■ Exercise: Copy out the whole listing exactly as written, leaving the pictures behind.

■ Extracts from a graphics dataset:
►

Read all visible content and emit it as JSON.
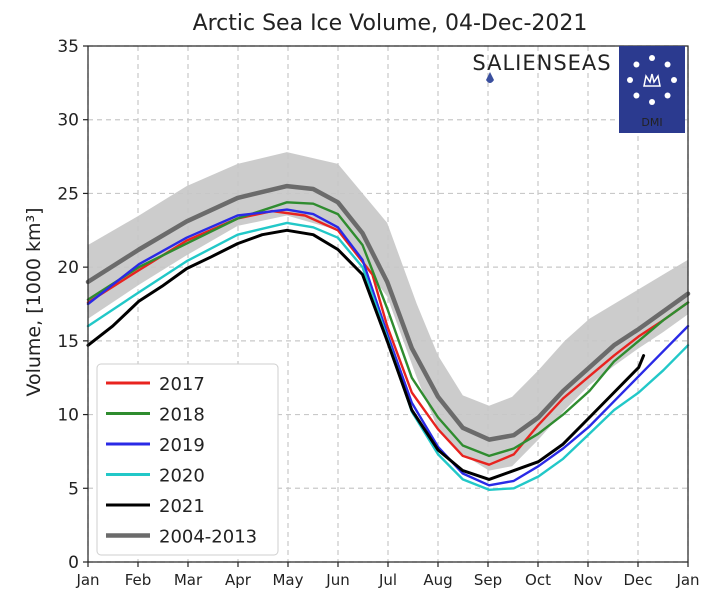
{
  "chart_data": {
    "type": "line",
    "title": "Arctic Sea Ice Volume, 04-Dec-2021",
    "xlabel": "",
    "ylabel": "Volume, [1000 km³]",
    "ylim": [
      0,
      35
    ],
    "yticks": [
      0,
      5,
      10,
      15,
      20,
      25,
      30,
      35
    ],
    "xlim": [
      0,
      365
    ],
    "xtick_labels": [
      "Jan",
      "Feb",
      "Mar",
      "Apr",
      "May",
      "Jun",
      "Jul",
      "Aug",
      "Sep",
      "Oct",
      "Nov",
      "Dec",
      "Jan"
    ],
    "grid": true,
    "legend_position": "lower-left",
    "band": {
      "x": [
        0,
        31,
        60,
        91,
        121,
        152,
        182,
        200,
        213,
        228,
        244,
        258,
        274,
        290,
        305,
        320,
        335,
        350,
        365
      ],
      "upper": [
        21.5,
        23.5,
        25.5,
        27.0,
        27.8,
        27.0,
        23.0,
        17.5,
        14.0,
        11.3,
        10.6,
        11.2,
        13.0,
        15.0,
        16.5,
        17.5,
        18.5,
        19.5,
        20.5
      ],
      "lower": [
        16.5,
        18.8,
        20.8,
        22.8,
        23.5,
        22.5,
        18.0,
        12.5,
        9.0,
        7.3,
        6.2,
        6.5,
        8.3,
        10.3,
        12.0,
        13.3,
        14.5,
        15.6,
        16.8
      ]
    },
    "series": [
      {
        "name": "2017",
        "color": "#e8231f",
        "x": [
          0,
          31,
          60,
          91,
          112,
          132,
          152,
          173,
          182,
          197,
          213,
          228,
          244,
          259,
          274,
          289,
          305,
          320,
          335,
          350,
          365
        ],
        "y": [
          17.6,
          19.8,
          21.8,
          23.3,
          23.8,
          23.5,
          22.5,
          19.5,
          16.0,
          11.5,
          9.0,
          7.2,
          6.6,
          7.3,
          9.3,
          11.1,
          12.6,
          14.0,
          15.3,
          16.4,
          17.6
        ]
      },
      {
        "name": "2018",
        "color": "#2f8c2f",
        "x": [
          0,
          31,
          60,
          91,
          121,
          137,
          152,
          167,
          182,
          197,
          213,
          228,
          244,
          259,
          274,
          289,
          305,
          320,
          335,
          350,
          365
        ],
        "y": [
          17.8,
          20.0,
          21.6,
          23.3,
          24.4,
          24.3,
          23.6,
          21.5,
          17.2,
          12.5,
          9.8,
          7.9,
          7.2,
          7.7,
          8.7,
          10.0,
          11.6,
          13.6,
          15.0,
          16.4,
          17.6
        ]
      },
      {
        "name": "2019",
        "color": "#2a2ae6",
        "x": [
          0,
          31,
          60,
          91,
          121,
          137,
          152,
          167,
          182,
          197,
          213,
          228,
          244,
          259,
          274,
          289,
          305,
          320,
          335,
          350,
          365
        ],
        "y": [
          17.5,
          20.2,
          22.0,
          23.5,
          23.9,
          23.6,
          22.7,
          20.5,
          15.5,
          10.8,
          7.8,
          6.0,
          5.2,
          5.5,
          6.5,
          7.7,
          9.2,
          10.9,
          12.6,
          14.3,
          16.0
        ]
      },
      {
        "name": "2020",
        "color": "#22c8c8",
        "x": [
          0,
          31,
          60,
          91,
          121,
          137,
          152,
          167,
          182,
          197,
          213,
          228,
          244,
          259,
          274,
          289,
          305,
          320,
          335,
          350,
          365
        ],
        "y": [
          16.0,
          18.3,
          20.4,
          22.2,
          23.0,
          22.7,
          22.0,
          20.0,
          15.2,
          10.2,
          7.3,
          5.6,
          4.9,
          5.0,
          5.8,
          7.0,
          8.7,
          10.3,
          11.5,
          13.0,
          14.7
        ]
      },
      {
        "name": "2021",
        "color": "#000000",
        "x": [
          0,
          15,
          31,
          45,
          60,
          75,
          91,
          106,
          121,
          137,
          152,
          167,
          182,
          197,
          213,
          228,
          244,
          259,
          274,
          289,
          305,
          320,
          335,
          338
        ],
        "y": [
          14.7,
          16.0,
          17.7,
          18.7,
          19.9,
          20.7,
          21.6,
          22.2,
          22.5,
          22.2,
          21.2,
          19.5,
          15.0,
          10.3,
          7.6,
          6.2,
          5.6,
          6.2,
          6.8,
          8.0,
          9.8,
          11.5,
          13.2,
          14.0
        ]
      },
      {
        "name": "2004-2013",
        "color": "#6b6b6b",
        "x": [
          0,
          31,
          60,
          91,
          121,
          137,
          152,
          167,
          182,
          197,
          213,
          228,
          244,
          259,
          274,
          289,
          305,
          320,
          335,
          350,
          365
        ],
        "y": [
          19.0,
          21.2,
          23.1,
          24.7,
          25.5,
          25.3,
          24.4,
          22.3,
          19.0,
          14.5,
          11.2,
          9.1,
          8.3,
          8.6,
          9.8,
          11.6,
          13.2,
          14.7,
          15.8,
          17.0,
          18.2
        ]
      }
    ]
  },
  "logo": {
    "brand_text": "SALIENSEAS",
    "dmi_text": "DMI",
    "badge_color": "#2b3a8f",
    "brand_color": "#3a4f9e"
  }
}
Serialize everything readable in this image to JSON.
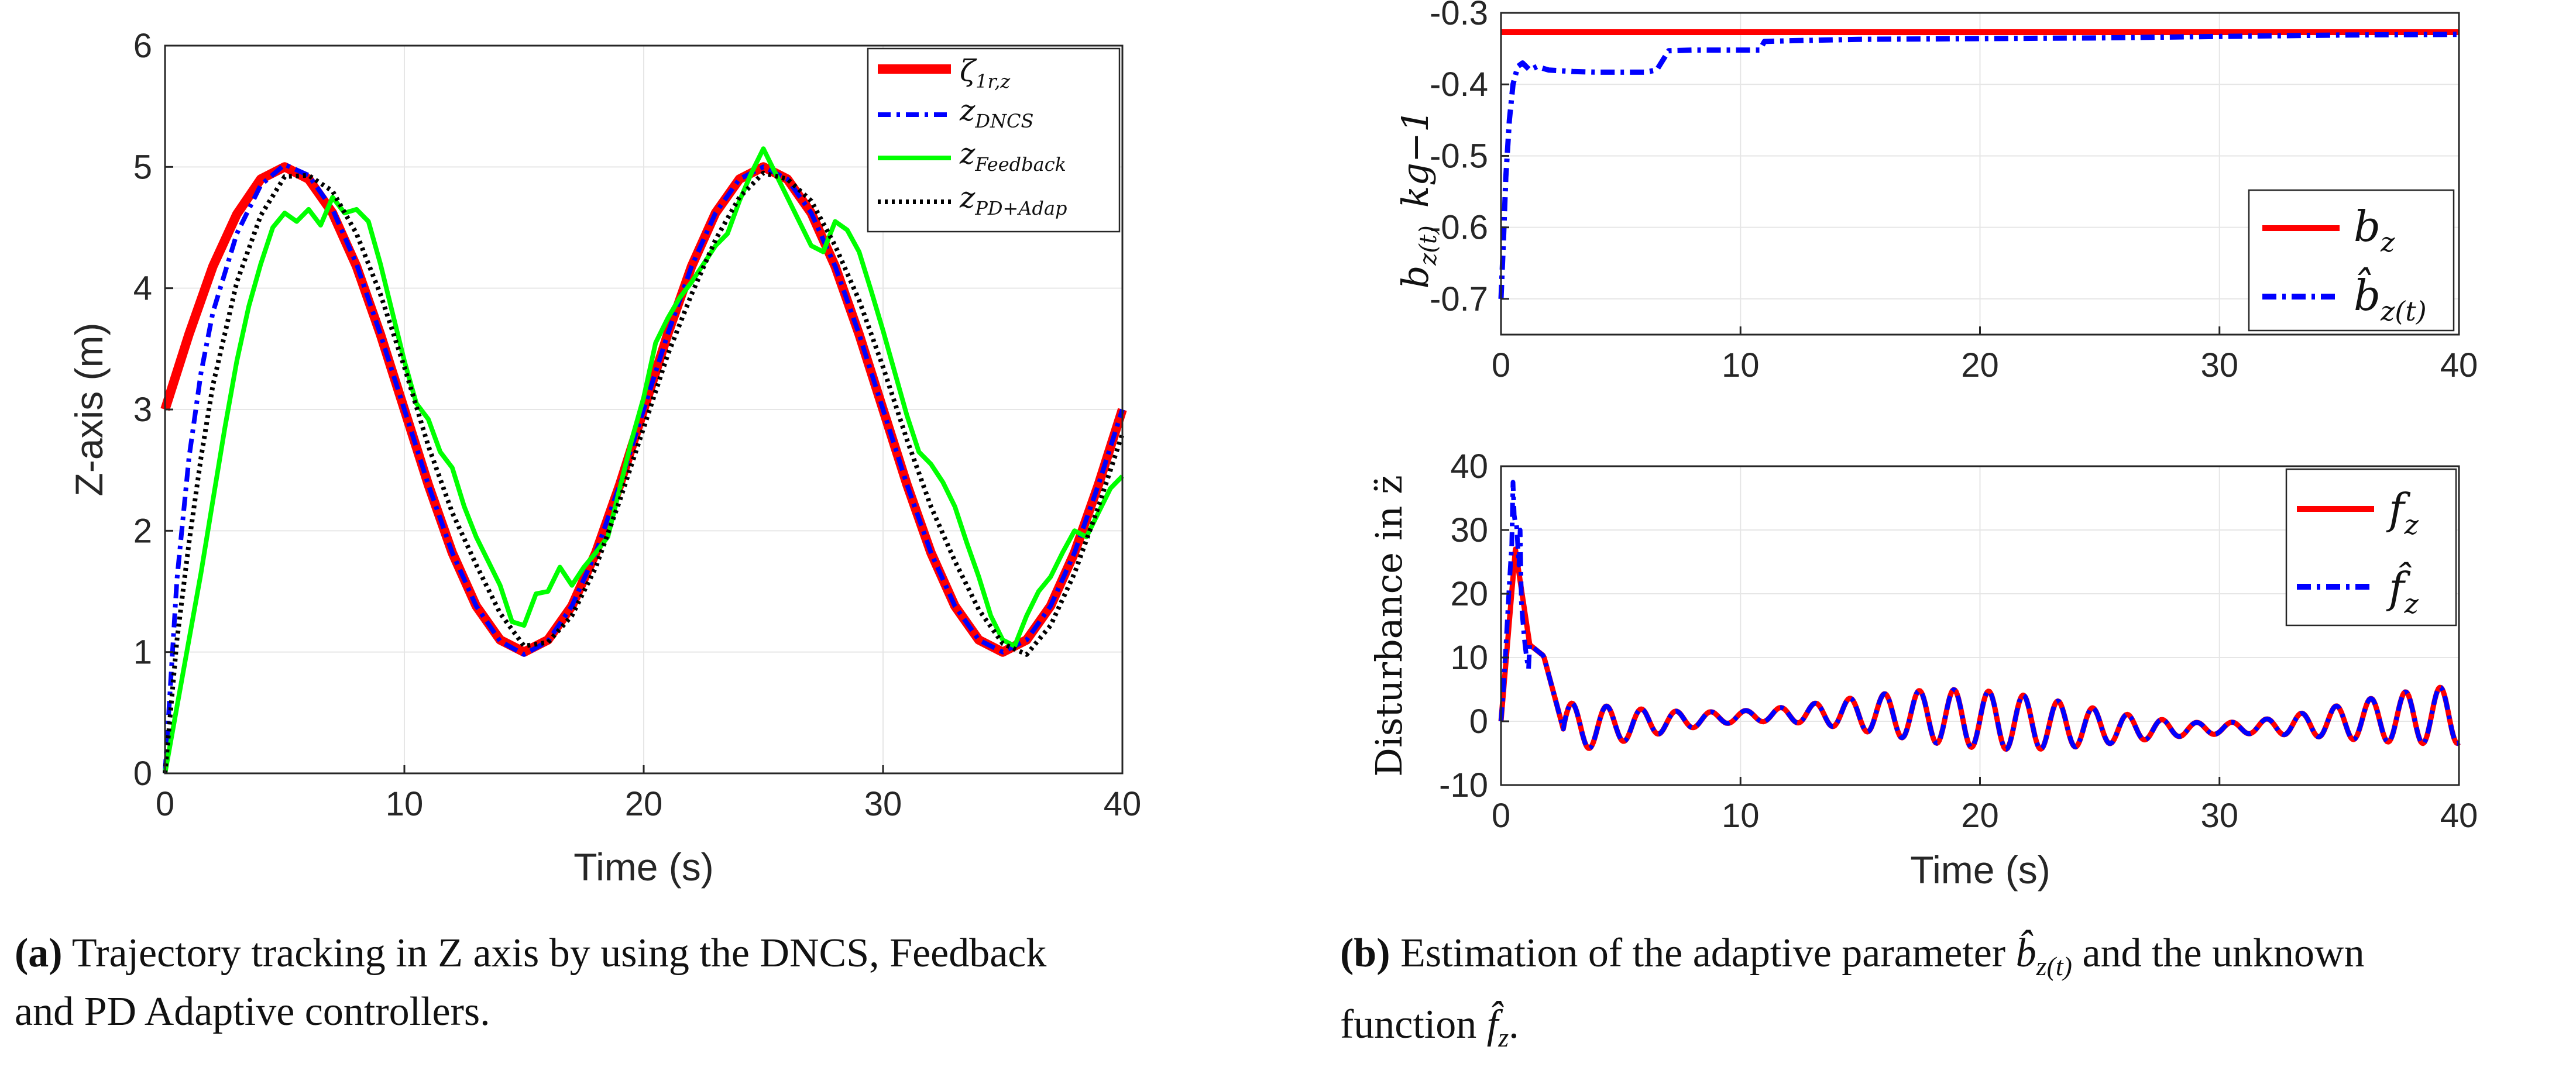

◄

■ Expected answer:
Read all visible content and emit it as JSON.
{
  "chart_data": {
    "type": "line",
    "title": "Arctic Sea Ice Volume, 04-Dec-2021",
    "xlabel": "",
    "ylabel": "Volume, [1000 km³]",
    "ylim": [
      0,
      35
    ],
    "yticks": [
      0,
      5,
      10,
      15,
      20,
      25,
      30,
      35
    ],
    "xlim": [
      0,
      365
    ],
    "xtick_labels": [
      "Jan",
      "Feb",
      "Mar",
      "Apr",
      "May",
      "Jun",
      "Jul",
      "Aug",
      "Sep",
      "Oct",
      "Nov",
      "Dec",
      "Jan"
    ],
    "grid": true,
    "legend_position": "lower-left",
    "band": {
      "x": [
        0,
        31,
        60,
        91,
        121,
        152,
        182,
        200,
        213,
        228,
        244,
        258,
        274,
        290,
        305,
        320,
        335,
        350,
        365
      ],
      "upper": [
        21.5,
        23.5,
        25.5,
        27.0,
        27.8,
        27.0,
        23.0,
        17.5,
        14.0,
        11.3,
        10.6,
        11.2,
        13.0,
        15.0,
        16.5,
        17.5,
        18.5,
        19.5,
        20.5
      ],
      "lower": [
        16.5,
        18.8,
        20.8,
        22.8,
        23.5,
        22.5,
        18.0,
        12.5,
        9.0,
        7.3,
        6.2,
        6.5,
        8.3,
        10.3,
        12.0,
        13.3,
        14.5,
        15.6,
        16.8
      ]
    },
    "series": [
      {
        "name": "2017",
        "color": "#e8231f",
        "x": [
          0,
          31,
          60,
          91,
          112,
          132,
          152,
          173,
          182,
          197,
          213,
          228,
          244,
          259,
          274,
          289,
          305,
          320,
          335,
          350,
          365
        ],
        "y": [
          17.6,
          19.8,
          21.8,
          23.3,
          23.8,
          23.5,
          22.5,
          19.5,
          16.0,
          11.5,
          9.0,
          7.2,
          6.6,
          7.3,
          9.3,
          11.1,
          12.6,
          14.0,
          15.3,
          16.4,
          17.6
        ]
      },
      {
        "name": "2018",
        "color": "#2f8c2f",
        "x": [
          0,
          31,
          60,
          91,
          121,
          137,
          152,
          167,
          182,
          197,
          213,
          228,
          244,
          259,
          274,
          289,
          305,
          320,
          335,
          350,
          365
        ],
        "y": [
          17.8,
          20.0,
          21.6,
          23.3,
          24.4,
          24.3,
          23.6,
          21.5,
          17.2,
          12.5,
          9.8,
          7.9,
          7.2,
          7.7,
          8.7,
          10.0,
          11.6,
          13.6,
          15.0,
          16.4,
          17.6
        ]
      },
      {
        "name": "2019",
        "color": "#2a2ae6",
        "x": [
          0,
          31,
          60,
          91,
          121,
          137,
          152,
          167,
          182,
          197,
          213,
          228,
          244,
          259,
          274,
          289,
          305,
          320,
          335,
          350,
          365
        ],
        "y": [
          17.5,
          20.2,
          22.0,
          23.5,
          23.9,
          23.6,
          22.7,
          20.5,
          15.5,
          10.8,
          7.8,
          6.0,
          5.2,
          5.5,
          6.5,
          7.7,
          9.2,
          10.9,
          12.6,
          14.3,
          16.0
        ]
      },
      {
        "name": "2020",
        "color": "#22c8c8",
        "x": [
          0,
          31,
          60,
          91,
          121,
          137,
          152,
          167,
          182,
          197,
          213,
          228,
          244,
          259,
          274,
          289,
          305,
          320,
          335,
          350,
          365
        ],
        "y": [
          16.0,
          18.3,
          20.4,
          22.2,
          23.0,
          22.7,
          22.0,
          20.0,
          15.2,
          10.2,
          7.3,
          5.6,
          4.9,
          5.0,
          5.8,
          7.0,
          8.7,
          10.3,
          11.5,
          13.0,
          14.7
        ]
      },
      {
        "name": "2021",
        "color": "#000000",
        "x": [
          0,
          15,
          31,
          45,
          60,
          75,
          91,
          106,
          121,
          137,
          152,
          167,
          182,
          197,
          213,
          228,
          244,
          259,
          274,
          289,
          305,
          320,
          335,
          338
        ],
        "y": [
          14.7,
          16.0,
          17.7,
          18.7,
          19.9,
          20.7,
          21.6,
          22.2,
          22.5,
          22.2,
          21.2,
          19.5,
          15.0,
          10.3,
          7.6,
          6.2,
          5.6,
          6.2,
          6.8,
          8.0,
          9.8,
          11.5,
          13.2,
          14.0
        ]
      },
      {
        "name": "2004-2013",
        "color": "#6b6b6b",
        "x": [
          0,
          31,
          60,
          91,
          121,
          137,
          152,
          167,
          182,
          197,
          213,
          228,
          244,
          259,
          274,
          289,
          305,
          320,
          335,
          350,
          365
        ],
        "y": [
          19.0,
          21.2,
          23.1,
          24.7,
          25.5,
          25.3,
          24.4,
          22.3,
          19.0,
          14.5,
          11.2,
          9.1,
          8.3,
          8.6,
          9.8,
          11.6,
          13.2,
          14.7,
          15.8,
          17.0,
          18.2
        ]
      }
    ]
  },
  "logo": {
    "brand_text": "SALIENSEAS",
    "dmi_text": "DMI",
    "badge_color": "#2b3a8f",
    "brand_color": "#3a4f9e"
  }
}
Serialize everything readable in this image to JSON.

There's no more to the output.